Dataset listings of figures
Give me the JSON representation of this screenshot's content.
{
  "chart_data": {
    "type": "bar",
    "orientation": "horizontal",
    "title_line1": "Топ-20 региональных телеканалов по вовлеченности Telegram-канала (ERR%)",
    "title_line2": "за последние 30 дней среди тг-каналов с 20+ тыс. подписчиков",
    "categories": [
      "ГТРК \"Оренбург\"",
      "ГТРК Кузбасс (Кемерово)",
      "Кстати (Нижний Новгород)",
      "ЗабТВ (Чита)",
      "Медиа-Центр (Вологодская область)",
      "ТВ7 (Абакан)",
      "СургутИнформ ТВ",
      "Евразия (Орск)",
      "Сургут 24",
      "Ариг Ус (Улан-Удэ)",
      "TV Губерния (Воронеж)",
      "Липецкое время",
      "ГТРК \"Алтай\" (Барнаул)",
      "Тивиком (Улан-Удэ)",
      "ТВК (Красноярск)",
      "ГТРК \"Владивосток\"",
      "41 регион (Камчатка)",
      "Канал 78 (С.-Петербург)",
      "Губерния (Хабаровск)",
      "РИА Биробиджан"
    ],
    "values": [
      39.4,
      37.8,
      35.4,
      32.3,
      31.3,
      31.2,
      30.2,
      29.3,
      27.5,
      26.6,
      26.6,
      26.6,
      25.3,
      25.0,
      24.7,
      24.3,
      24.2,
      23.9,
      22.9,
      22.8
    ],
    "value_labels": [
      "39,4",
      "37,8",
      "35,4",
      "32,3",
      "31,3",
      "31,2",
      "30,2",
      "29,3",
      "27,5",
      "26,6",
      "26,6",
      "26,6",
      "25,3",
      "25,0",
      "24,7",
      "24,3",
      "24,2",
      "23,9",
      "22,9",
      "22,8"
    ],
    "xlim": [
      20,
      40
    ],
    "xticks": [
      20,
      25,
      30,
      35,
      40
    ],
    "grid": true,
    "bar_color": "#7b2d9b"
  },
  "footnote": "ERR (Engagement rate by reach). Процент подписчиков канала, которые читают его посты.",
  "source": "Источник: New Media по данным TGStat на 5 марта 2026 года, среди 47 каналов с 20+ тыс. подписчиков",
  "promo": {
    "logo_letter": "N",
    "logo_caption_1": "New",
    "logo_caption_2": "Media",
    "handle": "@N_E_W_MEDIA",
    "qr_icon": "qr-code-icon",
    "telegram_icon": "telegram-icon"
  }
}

WORK TO DO
Return every line in the listing that contains the word "подписчиков".

SOLUTION
    "title_line2": "за последние 30 дней среди тг-каналов с 20+ тыс. подписчиков",
  "footnote": "ERR (Engagement rate by reach). Процент подписчиков канала, которые читают его посты.",
  "source": "Источник: New Media по данным TGStat на 5 марта 2026 года, среди 47 каналов с 20+ тыс. подписчиков",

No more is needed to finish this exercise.